◆ Your task:
Keep only those lines of the records that include the string "input".

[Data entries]
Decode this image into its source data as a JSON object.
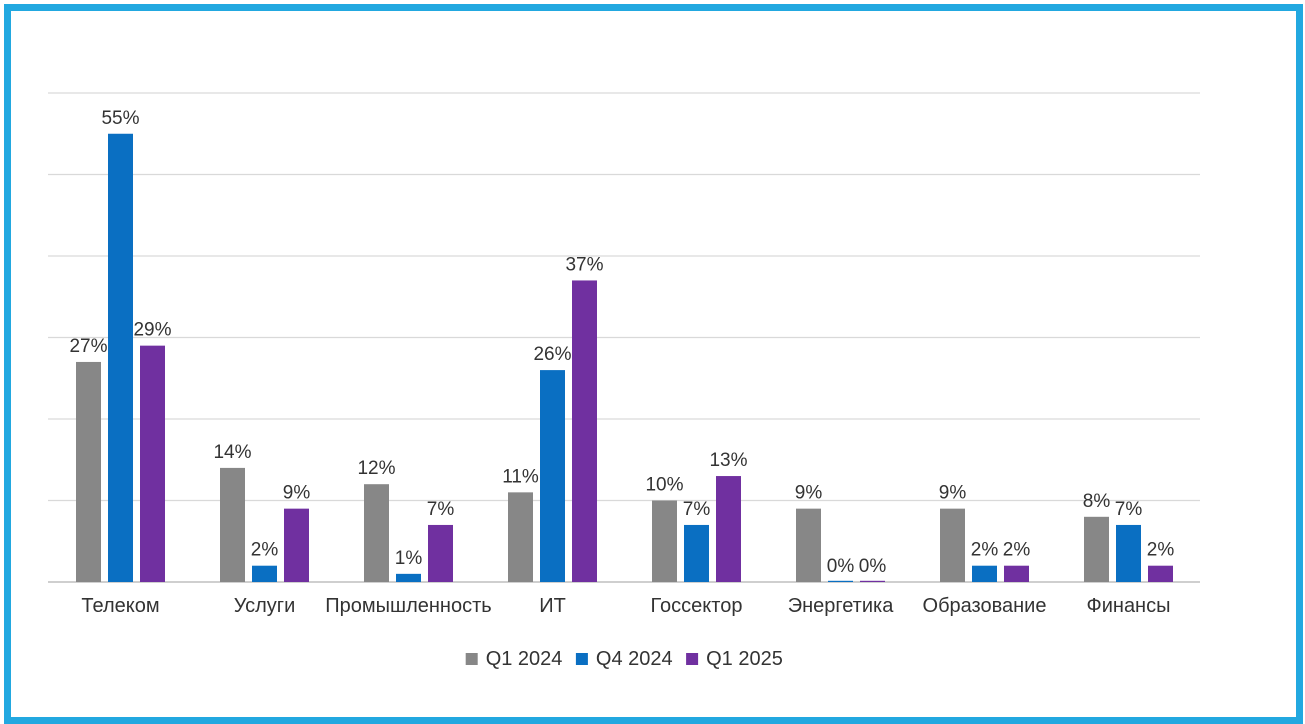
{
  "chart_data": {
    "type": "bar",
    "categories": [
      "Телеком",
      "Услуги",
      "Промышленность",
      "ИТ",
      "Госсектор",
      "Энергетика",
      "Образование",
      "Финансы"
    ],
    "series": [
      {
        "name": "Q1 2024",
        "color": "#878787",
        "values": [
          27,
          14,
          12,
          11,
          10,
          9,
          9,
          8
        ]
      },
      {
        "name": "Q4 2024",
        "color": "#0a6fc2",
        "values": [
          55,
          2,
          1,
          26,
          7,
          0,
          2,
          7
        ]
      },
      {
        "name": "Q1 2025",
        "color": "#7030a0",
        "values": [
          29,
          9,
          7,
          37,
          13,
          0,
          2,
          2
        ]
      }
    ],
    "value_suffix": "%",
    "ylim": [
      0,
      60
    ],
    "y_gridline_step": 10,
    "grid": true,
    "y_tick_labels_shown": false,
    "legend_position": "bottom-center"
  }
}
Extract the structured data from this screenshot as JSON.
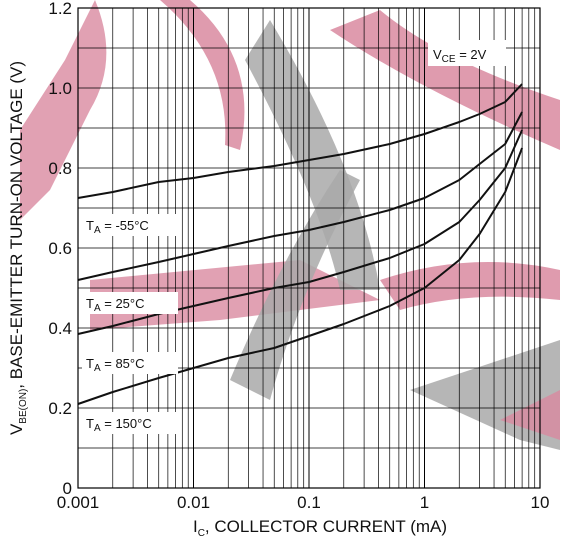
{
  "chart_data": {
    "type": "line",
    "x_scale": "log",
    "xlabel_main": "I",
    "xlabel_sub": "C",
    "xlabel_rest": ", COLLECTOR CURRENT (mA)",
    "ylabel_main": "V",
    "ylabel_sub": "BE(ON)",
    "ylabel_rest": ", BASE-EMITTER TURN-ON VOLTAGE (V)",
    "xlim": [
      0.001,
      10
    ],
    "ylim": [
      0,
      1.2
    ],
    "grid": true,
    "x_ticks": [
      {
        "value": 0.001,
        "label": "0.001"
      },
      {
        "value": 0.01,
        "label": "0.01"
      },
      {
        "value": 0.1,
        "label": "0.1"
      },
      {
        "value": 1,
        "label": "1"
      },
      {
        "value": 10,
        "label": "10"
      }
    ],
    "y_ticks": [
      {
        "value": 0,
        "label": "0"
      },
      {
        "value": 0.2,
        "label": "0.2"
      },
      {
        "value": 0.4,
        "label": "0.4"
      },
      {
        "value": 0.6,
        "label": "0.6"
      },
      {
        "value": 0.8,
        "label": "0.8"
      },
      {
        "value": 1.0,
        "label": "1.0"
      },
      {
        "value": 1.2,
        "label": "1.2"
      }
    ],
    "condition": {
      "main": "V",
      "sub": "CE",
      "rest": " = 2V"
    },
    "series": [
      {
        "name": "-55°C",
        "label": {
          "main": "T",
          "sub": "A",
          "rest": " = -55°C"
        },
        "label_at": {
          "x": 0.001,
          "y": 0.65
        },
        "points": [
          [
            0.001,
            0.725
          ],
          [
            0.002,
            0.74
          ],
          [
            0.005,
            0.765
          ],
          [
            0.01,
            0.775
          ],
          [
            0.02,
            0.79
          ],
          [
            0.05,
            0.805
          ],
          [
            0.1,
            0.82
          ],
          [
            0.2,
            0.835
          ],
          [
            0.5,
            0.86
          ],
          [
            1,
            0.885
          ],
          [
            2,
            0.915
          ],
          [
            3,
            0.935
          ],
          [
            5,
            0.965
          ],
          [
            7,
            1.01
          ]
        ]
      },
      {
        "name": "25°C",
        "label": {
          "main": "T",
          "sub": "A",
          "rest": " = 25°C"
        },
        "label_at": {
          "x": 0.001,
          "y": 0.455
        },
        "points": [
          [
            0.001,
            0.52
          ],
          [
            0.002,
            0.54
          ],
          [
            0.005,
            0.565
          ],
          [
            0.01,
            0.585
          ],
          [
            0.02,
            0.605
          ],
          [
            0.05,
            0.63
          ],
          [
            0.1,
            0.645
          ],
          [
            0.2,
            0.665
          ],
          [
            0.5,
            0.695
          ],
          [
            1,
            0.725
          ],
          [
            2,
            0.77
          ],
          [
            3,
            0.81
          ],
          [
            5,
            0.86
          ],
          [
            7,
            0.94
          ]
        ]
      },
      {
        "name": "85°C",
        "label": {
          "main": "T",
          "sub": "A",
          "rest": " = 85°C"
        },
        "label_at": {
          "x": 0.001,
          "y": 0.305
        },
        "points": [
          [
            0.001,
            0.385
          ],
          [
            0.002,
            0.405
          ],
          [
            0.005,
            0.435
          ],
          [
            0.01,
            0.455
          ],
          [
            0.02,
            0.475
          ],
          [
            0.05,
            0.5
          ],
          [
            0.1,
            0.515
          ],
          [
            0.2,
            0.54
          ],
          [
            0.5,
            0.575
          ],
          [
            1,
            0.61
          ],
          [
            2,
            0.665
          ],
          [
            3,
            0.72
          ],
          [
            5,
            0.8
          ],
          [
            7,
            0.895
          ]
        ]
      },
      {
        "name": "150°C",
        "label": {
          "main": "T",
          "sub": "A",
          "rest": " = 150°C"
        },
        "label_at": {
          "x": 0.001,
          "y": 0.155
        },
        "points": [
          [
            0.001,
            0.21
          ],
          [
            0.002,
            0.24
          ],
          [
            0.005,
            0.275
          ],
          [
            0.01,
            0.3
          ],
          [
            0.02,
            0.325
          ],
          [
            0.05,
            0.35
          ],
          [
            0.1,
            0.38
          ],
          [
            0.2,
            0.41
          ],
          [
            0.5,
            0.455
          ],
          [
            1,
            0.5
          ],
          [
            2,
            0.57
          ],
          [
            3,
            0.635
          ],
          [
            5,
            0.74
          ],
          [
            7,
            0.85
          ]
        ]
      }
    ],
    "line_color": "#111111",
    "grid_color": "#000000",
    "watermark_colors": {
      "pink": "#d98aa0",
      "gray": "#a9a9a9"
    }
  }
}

...

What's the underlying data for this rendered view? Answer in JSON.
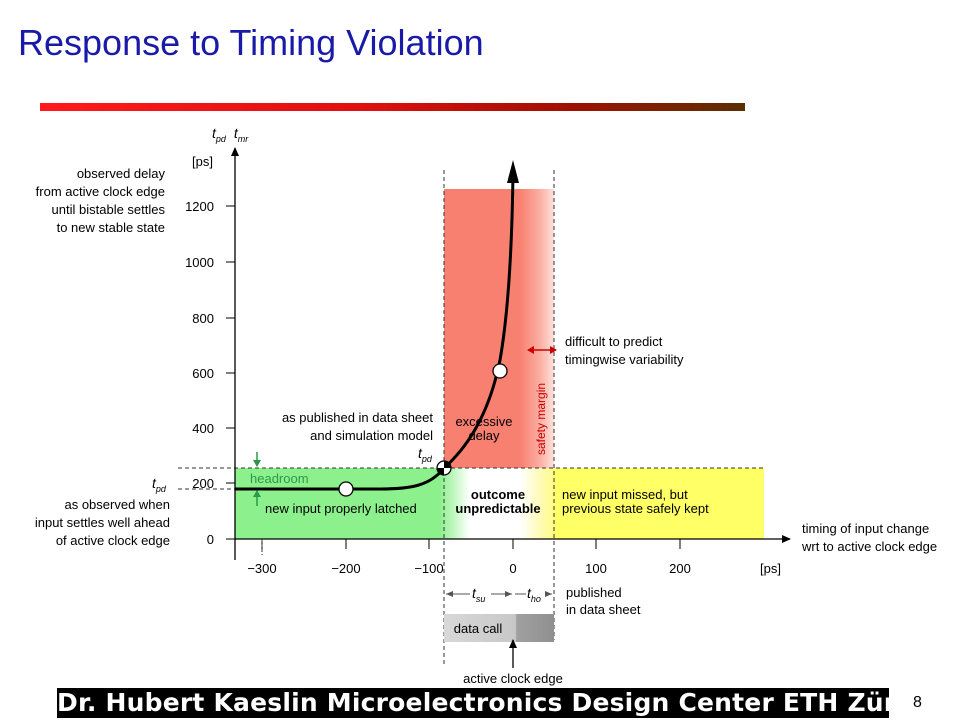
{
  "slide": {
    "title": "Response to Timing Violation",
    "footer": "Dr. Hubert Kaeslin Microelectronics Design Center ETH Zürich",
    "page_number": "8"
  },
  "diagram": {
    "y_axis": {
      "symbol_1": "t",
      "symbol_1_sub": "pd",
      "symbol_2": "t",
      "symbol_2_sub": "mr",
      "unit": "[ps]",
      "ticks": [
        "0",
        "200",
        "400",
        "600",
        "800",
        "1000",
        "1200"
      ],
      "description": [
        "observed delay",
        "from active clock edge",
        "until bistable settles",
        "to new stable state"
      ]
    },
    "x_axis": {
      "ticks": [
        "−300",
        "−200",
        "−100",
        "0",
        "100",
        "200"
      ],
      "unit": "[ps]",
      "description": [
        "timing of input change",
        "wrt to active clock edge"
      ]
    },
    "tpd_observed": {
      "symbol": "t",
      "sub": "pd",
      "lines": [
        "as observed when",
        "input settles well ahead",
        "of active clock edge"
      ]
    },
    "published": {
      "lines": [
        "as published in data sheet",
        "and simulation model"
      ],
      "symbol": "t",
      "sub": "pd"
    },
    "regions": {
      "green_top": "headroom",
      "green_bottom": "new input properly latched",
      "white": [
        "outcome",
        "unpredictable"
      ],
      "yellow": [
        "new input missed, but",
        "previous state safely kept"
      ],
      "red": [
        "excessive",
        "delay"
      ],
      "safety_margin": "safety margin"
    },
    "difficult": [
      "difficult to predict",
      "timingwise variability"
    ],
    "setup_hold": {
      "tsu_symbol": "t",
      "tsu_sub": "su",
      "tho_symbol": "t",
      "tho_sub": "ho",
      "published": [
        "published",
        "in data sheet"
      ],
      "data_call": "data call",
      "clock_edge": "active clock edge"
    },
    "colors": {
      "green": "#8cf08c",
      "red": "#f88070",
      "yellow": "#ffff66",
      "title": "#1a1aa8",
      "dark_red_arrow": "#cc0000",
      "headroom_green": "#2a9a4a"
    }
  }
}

◆ Complete response:
        "timing of input change",
        "input settles well ahead",
      "green_bottom": "new input properly latched",
        "new input missed, but",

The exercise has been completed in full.